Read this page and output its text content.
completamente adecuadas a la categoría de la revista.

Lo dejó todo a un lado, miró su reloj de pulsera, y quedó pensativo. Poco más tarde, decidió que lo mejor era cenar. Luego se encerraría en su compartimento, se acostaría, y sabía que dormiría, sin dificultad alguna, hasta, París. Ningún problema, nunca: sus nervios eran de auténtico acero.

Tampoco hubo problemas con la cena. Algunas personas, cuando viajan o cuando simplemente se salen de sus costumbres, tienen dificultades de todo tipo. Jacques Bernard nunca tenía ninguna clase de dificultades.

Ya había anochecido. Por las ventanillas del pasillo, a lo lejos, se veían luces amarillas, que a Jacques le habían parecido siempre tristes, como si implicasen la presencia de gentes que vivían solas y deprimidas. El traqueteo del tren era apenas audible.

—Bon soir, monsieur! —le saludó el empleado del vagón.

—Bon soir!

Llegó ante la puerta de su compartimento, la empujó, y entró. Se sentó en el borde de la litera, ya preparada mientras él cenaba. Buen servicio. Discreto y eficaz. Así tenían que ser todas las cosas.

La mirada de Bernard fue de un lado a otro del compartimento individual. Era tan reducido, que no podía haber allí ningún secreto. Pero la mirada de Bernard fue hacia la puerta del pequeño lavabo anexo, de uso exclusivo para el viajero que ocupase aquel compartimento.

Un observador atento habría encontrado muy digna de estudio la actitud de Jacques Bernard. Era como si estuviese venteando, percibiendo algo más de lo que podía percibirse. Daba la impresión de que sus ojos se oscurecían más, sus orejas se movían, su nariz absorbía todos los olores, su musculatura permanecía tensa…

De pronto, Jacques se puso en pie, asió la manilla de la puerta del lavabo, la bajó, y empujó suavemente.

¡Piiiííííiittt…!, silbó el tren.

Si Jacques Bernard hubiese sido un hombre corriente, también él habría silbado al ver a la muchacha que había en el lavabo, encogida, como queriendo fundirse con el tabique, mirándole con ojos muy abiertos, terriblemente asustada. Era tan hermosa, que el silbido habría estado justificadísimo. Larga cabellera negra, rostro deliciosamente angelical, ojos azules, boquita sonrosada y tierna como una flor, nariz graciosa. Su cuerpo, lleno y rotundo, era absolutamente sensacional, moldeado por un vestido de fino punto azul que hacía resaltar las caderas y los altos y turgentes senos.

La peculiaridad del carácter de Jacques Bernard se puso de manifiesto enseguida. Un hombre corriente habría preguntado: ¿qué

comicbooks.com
···
INSTRUCTION:
Collect each line above holding the string "empujó".

PROBLEM SOLUTION:
Llegó ante la puerta de su compartimento, la empujó, y entró. Se sentó en el borde de la litera, ya preparada mientras él cenaba. Buen servicio. Discreto y eficaz. Así tenían que ser todas las cosas.
De pronto, Jacques se puso en pie, asió la manilla de la puerta del lavabo, la bajó, y empujó suavemente.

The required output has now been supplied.